▶ **EXERCISE OBJECTIVE**: Output every entry exactly as given.

▶ **DATA PROVIDED**:
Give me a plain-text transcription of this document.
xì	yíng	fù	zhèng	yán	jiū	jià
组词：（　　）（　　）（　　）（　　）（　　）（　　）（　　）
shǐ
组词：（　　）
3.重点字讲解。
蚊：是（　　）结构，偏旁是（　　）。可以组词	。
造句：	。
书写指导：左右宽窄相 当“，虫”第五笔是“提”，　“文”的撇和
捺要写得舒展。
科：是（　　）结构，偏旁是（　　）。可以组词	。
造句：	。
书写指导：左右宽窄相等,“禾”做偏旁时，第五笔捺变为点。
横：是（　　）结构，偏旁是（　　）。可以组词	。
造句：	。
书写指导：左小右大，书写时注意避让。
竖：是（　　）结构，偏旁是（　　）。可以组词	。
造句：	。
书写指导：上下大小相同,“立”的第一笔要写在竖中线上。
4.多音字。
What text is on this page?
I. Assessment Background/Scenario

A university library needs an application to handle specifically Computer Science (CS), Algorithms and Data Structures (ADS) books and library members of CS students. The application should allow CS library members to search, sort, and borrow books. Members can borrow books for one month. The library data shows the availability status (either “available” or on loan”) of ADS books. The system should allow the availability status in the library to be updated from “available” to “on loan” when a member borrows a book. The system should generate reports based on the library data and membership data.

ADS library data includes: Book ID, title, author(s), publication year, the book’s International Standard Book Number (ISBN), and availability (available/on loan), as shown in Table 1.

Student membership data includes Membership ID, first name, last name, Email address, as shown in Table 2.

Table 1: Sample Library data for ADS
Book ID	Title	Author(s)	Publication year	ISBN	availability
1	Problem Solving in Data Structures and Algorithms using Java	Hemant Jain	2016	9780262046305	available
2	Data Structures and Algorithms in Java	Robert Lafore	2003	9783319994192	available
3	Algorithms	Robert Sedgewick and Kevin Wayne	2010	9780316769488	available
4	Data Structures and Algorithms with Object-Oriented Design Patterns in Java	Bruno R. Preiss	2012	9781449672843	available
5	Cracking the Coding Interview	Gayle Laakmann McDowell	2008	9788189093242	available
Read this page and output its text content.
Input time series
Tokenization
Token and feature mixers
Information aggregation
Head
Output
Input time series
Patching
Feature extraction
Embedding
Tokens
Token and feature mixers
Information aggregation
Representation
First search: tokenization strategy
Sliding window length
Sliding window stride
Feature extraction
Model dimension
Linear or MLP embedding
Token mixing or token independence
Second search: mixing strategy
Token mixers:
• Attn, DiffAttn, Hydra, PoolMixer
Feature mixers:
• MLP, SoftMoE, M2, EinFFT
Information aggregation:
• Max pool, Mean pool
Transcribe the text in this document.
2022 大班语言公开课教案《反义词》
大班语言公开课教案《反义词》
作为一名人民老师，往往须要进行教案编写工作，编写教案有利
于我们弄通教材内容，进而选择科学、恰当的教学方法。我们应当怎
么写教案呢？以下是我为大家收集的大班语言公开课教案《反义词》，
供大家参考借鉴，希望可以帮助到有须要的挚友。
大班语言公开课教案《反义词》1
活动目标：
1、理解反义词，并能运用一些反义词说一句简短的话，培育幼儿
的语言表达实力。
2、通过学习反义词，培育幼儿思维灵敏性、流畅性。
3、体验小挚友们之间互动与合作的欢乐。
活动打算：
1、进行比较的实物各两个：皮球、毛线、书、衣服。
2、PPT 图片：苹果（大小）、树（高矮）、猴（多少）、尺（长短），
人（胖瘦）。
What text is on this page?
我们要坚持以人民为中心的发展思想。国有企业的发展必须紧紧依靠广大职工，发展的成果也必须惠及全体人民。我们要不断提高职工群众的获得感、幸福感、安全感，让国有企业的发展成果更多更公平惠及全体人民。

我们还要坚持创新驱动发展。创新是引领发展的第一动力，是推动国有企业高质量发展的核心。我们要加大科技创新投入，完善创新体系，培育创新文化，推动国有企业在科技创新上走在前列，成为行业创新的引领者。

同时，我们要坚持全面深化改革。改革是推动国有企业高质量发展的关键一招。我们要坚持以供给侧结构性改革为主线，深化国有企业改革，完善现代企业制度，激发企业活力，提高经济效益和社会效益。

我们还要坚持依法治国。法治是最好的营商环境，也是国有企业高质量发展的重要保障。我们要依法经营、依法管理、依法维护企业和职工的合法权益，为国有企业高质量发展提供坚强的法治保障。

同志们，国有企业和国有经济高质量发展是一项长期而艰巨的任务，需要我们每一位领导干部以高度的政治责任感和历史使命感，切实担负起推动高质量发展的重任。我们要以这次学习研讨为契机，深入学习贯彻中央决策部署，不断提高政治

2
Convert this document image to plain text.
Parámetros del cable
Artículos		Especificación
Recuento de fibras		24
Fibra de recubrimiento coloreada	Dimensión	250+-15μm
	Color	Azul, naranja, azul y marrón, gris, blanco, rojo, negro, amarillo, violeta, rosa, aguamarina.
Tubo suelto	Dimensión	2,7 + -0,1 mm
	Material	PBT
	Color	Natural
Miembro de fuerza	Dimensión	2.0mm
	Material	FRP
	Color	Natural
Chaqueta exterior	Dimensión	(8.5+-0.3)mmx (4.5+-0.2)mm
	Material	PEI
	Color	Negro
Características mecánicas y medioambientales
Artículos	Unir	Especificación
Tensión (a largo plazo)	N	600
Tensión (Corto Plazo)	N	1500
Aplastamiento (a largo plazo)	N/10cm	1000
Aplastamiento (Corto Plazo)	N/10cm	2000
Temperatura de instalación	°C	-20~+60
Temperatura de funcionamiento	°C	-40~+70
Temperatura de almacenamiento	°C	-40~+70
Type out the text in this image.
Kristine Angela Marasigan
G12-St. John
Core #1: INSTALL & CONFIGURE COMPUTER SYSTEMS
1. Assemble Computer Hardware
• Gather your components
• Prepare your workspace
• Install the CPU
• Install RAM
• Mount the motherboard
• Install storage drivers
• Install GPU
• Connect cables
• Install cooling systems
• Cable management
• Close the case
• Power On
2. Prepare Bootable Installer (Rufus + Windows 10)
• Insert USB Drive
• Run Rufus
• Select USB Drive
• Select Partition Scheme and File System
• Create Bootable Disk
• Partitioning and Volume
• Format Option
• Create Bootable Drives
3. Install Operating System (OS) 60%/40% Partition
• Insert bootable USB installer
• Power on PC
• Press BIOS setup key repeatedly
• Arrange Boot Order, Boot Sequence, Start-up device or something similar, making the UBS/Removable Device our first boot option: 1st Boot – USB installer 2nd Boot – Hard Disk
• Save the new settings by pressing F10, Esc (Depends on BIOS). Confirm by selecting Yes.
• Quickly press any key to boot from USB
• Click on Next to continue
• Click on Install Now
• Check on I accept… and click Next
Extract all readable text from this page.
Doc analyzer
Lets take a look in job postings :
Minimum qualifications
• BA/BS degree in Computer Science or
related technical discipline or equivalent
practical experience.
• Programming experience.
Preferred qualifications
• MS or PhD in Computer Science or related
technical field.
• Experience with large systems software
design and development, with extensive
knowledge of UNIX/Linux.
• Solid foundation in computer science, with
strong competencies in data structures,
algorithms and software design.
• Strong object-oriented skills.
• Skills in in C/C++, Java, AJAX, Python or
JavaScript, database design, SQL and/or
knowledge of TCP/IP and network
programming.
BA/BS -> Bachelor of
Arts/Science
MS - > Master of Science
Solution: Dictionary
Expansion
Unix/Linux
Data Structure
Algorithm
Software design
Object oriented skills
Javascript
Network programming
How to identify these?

▶ **OUTPUT BELOW**:
Give me a plain-text transcription of this document.
xì	yíng	fù	zhèng	yán	jiū	jià
组词：（　　）（　　）（　　）（　　）（　　）（　　）（　　）
shǐ
组词：（　　）
3.重点字讲解。
蚊：是（　　）结构，偏旁是（　　）。可以组词	。
造句：	。
书写指导：左右宽窄相 当“，虫”第五笔是“提”，　“文”的撇和
捺要写得舒展。
科：是（　　）结构，偏旁是（　　）。可以组词	。
造句：	。
书写指导：左右宽窄相等,“禾”做偏旁时，第五笔捺变为点。
横：是（　　）结构，偏旁是（　　）。可以组词	。
造句：	。
书写指导：左小右大，书写时注意避让。
竖：是（　　）结构，偏旁是（　　）。可以组词	。
造句：	。
书写指导：上下大小相同,“立”的第一笔要写在竖中线上。
4.多音字。
What text is on this page?
I. Assessment Background/Scenario

A university library needs an application to handle specifically Computer Science (CS), Algorithms and Data Structures (ADS) books and library members of CS students. The application should allow CS library members to search, sort, and borrow books. Members can borrow books for one month. The library data shows the availability status (either “available” or on loan”) of ADS books. The system should allow the availability status in the library to be updated from “available” to “on loan” when a member borrows a book. The system should generate reports based on the library data and membership data.

ADS library data includes: Book ID, title, author(s), publication year, the book’s International Standard Book Number (ISBN), and availability (available/on loan), as shown in Table 1.

Student membership data includes Membership ID, first name, last name, Email address, as shown in Table 2.

Table 1: Sample Library data for ADS
Book ID	Title	Author(s)	Publication year	ISBN	availability
1	Problem Solving in Data Structures and Algorithms using Java	Hemant Jain	2016	9780262046305	available
2	Data Structures and Algorithms in Java	Robert Lafore	2003	9783319994192	available
3	Algorithms	Robert Sedgewick and Kevin Wayne	2010	9780316769488	available
4	Data Structures and Algorithms with Object-Oriented Design Patterns in Java	Bruno R. Preiss	2012	9781449672843	available
5	Cracking the Coding Interview	Gayle Laakmann McDowell	2008	9788189093242	available
Read this page and output its text content.
Input time series
Tokenization
Token and feature mixers
Information aggregation
Head
Output
Input time series
Patching
Feature extraction
Embedding
Tokens
Token and feature mixers
Information aggregation
Representation
First search: tokenization strategy
Sliding window length
Sliding window stride
Feature extraction
Model dimension
Linear or MLP embedding
Token mixing or token independence
Second search: mixing strategy
Token mixers:
• Attn, DiffAttn, Hydra, PoolMixer
Feature mixers:
• MLP, SoftMoE, M2, EinFFT
Information aggregation:
• Max pool, Mean pool
Transcribe the text in this document.
2022 大班语言公开课教案《反义词》
大班语言公开课教案《反义词》
作为一名人民老师，往往须要进行教案编写工作，编写教案有利
于我们弄通教材内容，进而选择科学、恰当的教学方法。我们应当怎
么写教案呢？以下是我为大家收集的大班语言公开课教案《反义词》，
供大家参考借鉴，希望可以帮助到有须要的挚友。
大班语言公开课教案《反义词》1
活动目标：
1、理解反义词，并能运用一些反义词说一句简短的话，培育幼儿
的语言表达实力。
2、通过学习反义词，培育幼儿思维灵敏性、流畅性。
3、体验小挚友们之间互动与合作的欢乐。
活动打算：
1、进行比较的实物各两个：皮球、毛线、书、衣服。
2、PPT 图片：苹果（大小）、树（高矮）、猴（多少）、尺（长短），
人（胖瘦）。
What text is on this page?
我们要坚持以人民为中心的发展思想。国有企业的发展必须紧紧依靠广大职工，发展的成果也必须惠及全体人民。我们要不断提高职工群众的获得感、幸福感、安全感，让国有企业的发展成果更多更公平惠及全体人民。

我们还要坚持创新驱动发展。创新是引领发展的第一动力，是推动国有企业高质量发展的核心。我们要加大科技创新投入，完善创新体系，培育创新文化，推动国有企业在科技创新上走在前列，成为行业创新的引领者。

同时，我们要坚持全面深化改革。改革是推动国有企业高质量发展的关键一招。我们要坚持以供给侧结构性改革为主线，深化国有企业改革，完善现代企业制度，激发企业活力，提高经济效益和社会效益。

我们还要坚持依法治国。法治是最好的营商环境，也是国有企业高质量发展的重要保障。我们要依法经营、依法管理、依法维护企业和职工的合法权益，为国有企业高质量发展提供坚强的法治保障。

同志们，国有企业和国有经济高质量发展是一项长期而艰巨的任务，需要我们每一位领导干部以高度的政治责任感和历史使命感，切实担负起推动高质量发展的重任。我们要以这次学习研讨为契机，深入学习贯彻中央决策部署，不断提高政治

2
Convert this document image to plain text.
Parámetros del cable
Artículos		Especificación
Recuento de fibras		24
Fibra de recubrimiento coloreada	Dimensión	250+-15μm
	Color	Azul, naranja, azul y marrón, gris, blanco, rojo, negro, amarillo, violeta, rosa, aguamarina.
Tubo suelto	Dimensión	2,7 + -0,1 mm
	Material	PBT
	Color	Natural
Miembro de fuerza	Dimensión	2.0mm
	Material	FRP
	Color	Natural
Chaqueta exterior	Dimensión	(8.5+-0.3)mmx (4.5+-0.2)mm
	Material	PEI
	Color	Negro
Características mecánicas y medioambientales
Artículos	Unir	Especificación
Tensión (a largo plazo)	N	600
Tensión (Corto Plazo)	N	1500
Aplastamiento (a largo plazo)	N/10cm	1000
Aplastamiento (Corto Plazo)	N/10cm	2000
Temperatura de instalación	°C	-20~+60
Temperatura de funcionamiento	°C	-40~+70
Temperatura de almacenamiento	°C	-40~+70
Type out the text in this image.
Kristine Angela Marasigan
G12-St. John
Core #1: INSTALL & CONFIGURE COMPUTER SYSTEMS
1. Assemble Computer Hardware
• Gather your components
• Prepare your workspace
• Install the CPU
• Install RAM
• Mount the motherboard
• Install storage drivers
• Install GPU
• Connect cables
• Install cooling systems
• Cable management
• Close the case
• Power On
2. Prepare Bootable Installer (Rufus + Windows 10)
• Insert USB Drive
• Run Rufus
• Select USB Drive
• Select Partition Scheme and File System
• Create Bootable Disk
• Partitioning and Volume
• Format Option
• Create Bootable Drives
3. Install Operating System (OS) 60%/40% Partition
• Insert bootable USB installer
• Power on PC
• Press BIOS setup key repeatedly
• Arrange Boot Order, Boot Sequence, Start-up device or something similar, making the UBS/Removable Device our first boot option: 1st Boot – USB installer 2nd Boot – Hard Disk
• Save the new settings by pressing F10, Esc (Depends on BIOS). Confirm by selecting Yes.
• Quickly press any key to boot from USB
• Click on Next to continue
• Click on Install Now
• Check on I accept… and click Next
Extract all readable text from this page.
Doc analyzer
Lets take a look in job postings :
Minimum qualifications
• BA/BS degree in Computer Science or
related technical discipline or equivalent
practical experience.
• Programming experience.
Preferred qualifications
• MS or PhD in Computer Science or related
technical field.
• Experience with large systems software
design and development, with extensive
knowledge of UNIX/Linux.
• Solid foundation in computer science, with
strong competencies in data structures,
algorithms and software design.
• Strong object-oriented skills.
• Skills in in C/C++, Java, AJAX, Python or
JavaScript, database design, SQL and/or
knowledge of TCP/IP and network
programming.
BA/BS -> Bachelor of
Arts/Science
MS - > Master of Science
Solution: Dictionary
Expansion
Unix/Linux
Data Structure
Algorithm
Software design
Object oriented skills
Javascript
Network programming
How to identify these?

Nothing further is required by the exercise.